◆ INSTRUCTIONS FOR THE TASK:
Find and copy every line in the records that includes the string "this".

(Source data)
+ + + +

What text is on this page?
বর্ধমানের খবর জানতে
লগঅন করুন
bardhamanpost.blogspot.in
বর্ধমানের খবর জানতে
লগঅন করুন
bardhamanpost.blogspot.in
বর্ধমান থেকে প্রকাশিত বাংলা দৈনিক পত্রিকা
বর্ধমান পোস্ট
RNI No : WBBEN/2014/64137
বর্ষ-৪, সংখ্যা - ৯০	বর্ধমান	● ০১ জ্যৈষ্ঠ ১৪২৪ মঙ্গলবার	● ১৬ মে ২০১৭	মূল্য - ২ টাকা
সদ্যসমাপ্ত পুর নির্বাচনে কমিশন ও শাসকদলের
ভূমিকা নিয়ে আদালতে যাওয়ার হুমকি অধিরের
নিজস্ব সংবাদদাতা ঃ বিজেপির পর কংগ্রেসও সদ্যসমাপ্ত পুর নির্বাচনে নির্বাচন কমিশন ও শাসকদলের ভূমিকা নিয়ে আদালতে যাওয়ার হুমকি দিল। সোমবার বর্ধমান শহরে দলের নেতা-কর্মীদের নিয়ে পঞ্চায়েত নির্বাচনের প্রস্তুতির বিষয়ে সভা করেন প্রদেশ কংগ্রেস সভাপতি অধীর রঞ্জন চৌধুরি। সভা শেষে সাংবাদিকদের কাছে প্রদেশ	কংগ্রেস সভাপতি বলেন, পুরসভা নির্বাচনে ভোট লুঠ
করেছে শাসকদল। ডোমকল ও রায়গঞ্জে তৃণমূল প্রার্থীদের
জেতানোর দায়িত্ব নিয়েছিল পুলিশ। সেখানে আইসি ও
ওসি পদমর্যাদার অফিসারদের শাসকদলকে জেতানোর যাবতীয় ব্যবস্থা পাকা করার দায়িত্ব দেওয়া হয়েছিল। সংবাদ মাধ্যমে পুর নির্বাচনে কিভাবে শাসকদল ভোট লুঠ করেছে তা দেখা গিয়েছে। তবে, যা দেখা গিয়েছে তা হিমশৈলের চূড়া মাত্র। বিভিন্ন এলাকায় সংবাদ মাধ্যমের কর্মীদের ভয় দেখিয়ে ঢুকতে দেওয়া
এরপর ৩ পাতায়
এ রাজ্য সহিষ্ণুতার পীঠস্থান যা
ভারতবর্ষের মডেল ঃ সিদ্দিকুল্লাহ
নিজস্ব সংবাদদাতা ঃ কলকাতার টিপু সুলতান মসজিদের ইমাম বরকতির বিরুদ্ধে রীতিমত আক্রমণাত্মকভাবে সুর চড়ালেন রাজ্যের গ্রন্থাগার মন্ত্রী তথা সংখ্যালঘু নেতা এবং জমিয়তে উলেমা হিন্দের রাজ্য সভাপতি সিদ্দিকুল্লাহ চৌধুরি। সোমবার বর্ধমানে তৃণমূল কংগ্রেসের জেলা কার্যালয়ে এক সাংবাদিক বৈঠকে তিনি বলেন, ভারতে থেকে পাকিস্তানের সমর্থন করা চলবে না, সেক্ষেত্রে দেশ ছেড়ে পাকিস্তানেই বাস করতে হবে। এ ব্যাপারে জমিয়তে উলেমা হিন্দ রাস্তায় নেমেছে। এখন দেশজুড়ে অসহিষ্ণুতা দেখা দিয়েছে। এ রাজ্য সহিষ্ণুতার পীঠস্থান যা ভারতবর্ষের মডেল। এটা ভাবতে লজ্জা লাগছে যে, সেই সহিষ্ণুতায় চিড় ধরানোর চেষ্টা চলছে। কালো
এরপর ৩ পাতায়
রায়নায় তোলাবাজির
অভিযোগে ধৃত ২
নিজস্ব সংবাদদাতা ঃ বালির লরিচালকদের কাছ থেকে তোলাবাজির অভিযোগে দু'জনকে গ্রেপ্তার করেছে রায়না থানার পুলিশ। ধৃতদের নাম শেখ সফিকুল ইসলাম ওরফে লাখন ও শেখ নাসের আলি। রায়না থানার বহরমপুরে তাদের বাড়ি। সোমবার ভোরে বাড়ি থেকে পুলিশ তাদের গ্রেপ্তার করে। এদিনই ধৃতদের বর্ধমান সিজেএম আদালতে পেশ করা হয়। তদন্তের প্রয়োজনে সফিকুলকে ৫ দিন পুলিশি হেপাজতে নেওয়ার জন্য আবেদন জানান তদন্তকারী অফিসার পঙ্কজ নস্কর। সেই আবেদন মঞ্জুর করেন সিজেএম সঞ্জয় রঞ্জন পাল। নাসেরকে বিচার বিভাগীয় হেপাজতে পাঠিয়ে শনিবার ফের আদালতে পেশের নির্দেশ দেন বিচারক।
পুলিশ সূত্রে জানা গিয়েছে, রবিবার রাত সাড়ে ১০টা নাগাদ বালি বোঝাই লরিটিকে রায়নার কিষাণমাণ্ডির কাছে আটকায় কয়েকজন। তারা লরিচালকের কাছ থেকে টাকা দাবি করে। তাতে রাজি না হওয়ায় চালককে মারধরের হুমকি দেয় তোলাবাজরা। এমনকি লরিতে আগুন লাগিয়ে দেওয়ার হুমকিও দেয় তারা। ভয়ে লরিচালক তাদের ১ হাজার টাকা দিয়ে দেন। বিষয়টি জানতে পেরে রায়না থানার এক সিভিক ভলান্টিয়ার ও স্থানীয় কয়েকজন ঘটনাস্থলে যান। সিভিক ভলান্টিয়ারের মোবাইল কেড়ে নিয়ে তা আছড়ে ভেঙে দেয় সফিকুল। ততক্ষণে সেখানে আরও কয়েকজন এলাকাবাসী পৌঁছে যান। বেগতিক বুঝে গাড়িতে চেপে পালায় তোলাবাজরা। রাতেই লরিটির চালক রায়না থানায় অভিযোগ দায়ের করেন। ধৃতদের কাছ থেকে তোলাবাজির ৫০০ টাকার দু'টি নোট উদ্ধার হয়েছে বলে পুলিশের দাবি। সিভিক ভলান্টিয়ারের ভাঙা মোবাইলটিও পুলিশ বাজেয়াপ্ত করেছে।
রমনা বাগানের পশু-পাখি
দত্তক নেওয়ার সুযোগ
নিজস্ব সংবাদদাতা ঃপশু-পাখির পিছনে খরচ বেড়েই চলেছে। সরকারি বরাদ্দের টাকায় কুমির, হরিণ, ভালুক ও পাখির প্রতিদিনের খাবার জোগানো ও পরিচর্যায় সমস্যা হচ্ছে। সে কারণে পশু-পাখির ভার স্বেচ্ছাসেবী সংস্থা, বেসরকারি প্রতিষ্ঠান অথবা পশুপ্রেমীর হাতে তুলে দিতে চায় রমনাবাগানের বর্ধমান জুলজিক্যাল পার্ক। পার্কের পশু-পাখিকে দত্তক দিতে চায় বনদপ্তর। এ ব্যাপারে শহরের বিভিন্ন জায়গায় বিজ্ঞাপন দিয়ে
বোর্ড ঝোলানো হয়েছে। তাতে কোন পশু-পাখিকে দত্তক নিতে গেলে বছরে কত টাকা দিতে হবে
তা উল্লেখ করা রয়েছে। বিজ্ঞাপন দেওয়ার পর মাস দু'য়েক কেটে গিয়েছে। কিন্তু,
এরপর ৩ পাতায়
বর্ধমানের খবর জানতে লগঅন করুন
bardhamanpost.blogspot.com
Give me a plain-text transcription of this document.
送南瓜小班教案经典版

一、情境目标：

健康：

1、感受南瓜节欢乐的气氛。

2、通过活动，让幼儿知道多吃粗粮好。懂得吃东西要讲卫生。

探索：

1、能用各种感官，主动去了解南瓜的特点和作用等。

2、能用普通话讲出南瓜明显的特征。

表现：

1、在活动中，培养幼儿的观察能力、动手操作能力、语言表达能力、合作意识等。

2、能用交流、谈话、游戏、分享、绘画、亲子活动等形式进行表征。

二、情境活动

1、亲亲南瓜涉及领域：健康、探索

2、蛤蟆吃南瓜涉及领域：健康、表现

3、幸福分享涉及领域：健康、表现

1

+ + + +

◆ EXERCISE SOLUTION:
What text is on this page?
Give me a plain-text transcription of this document.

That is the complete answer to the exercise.